Items from a data source:
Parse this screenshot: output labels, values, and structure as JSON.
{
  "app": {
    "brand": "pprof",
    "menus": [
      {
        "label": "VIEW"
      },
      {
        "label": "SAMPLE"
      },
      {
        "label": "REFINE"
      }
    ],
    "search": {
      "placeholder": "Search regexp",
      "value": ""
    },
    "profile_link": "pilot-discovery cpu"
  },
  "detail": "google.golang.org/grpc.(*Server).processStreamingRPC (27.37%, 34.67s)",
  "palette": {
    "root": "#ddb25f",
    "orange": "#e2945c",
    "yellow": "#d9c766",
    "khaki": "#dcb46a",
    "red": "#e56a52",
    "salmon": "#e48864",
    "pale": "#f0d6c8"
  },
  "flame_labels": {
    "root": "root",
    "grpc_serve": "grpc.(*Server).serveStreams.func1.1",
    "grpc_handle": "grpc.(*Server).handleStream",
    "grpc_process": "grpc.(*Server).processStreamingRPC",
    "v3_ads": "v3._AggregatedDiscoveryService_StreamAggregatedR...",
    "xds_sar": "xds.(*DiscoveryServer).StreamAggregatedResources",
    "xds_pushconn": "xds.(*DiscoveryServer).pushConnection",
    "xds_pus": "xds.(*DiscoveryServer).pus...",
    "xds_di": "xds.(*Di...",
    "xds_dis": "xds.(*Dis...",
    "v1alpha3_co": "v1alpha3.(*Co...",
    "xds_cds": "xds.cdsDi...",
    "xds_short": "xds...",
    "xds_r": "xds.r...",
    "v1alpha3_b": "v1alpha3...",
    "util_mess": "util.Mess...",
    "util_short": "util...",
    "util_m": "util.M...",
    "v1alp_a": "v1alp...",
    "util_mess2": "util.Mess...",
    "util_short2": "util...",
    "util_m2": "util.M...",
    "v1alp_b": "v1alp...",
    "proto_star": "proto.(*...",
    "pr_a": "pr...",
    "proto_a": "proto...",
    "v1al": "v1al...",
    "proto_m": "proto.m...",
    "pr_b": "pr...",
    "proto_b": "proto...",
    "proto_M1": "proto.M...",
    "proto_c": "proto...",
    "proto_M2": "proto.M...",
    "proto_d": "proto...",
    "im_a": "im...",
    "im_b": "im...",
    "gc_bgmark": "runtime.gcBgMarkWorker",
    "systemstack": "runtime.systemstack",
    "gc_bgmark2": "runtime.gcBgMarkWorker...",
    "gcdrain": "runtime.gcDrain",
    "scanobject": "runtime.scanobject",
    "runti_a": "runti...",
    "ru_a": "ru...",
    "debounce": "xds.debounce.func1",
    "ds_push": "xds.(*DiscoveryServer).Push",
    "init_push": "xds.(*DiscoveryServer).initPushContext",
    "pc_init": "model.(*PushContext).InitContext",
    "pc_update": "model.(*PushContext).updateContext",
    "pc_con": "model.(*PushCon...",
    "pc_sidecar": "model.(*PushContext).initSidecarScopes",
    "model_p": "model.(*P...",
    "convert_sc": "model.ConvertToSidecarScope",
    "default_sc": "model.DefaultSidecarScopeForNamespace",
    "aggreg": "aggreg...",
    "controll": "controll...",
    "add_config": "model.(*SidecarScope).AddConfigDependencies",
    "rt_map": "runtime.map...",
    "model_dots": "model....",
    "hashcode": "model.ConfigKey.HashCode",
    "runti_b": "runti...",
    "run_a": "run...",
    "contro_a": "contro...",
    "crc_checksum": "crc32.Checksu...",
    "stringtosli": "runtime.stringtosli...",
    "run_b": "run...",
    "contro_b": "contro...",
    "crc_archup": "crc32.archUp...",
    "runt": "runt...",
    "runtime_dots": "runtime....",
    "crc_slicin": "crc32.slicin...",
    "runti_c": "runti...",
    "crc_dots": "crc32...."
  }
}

THE REQUEST:
Copy every line of the material in which the word "runtime" occurs.

CORRECT RESULT:
    "gc_bgmark": "runtime.gcBgMarkWorker",
    "systemstack": "runtime.systemstack",
    "gc_bgmark2": "runtime.gcBgMarkWorker...",
    "gcdrain": "runtime.gcDrain",
    "scanobject": "runtime.scanobject",
    "rt_map": "runtime.map...",
    "stringtosli": "runtime.stringtosli...",
    "runtime_dots": "runtime....",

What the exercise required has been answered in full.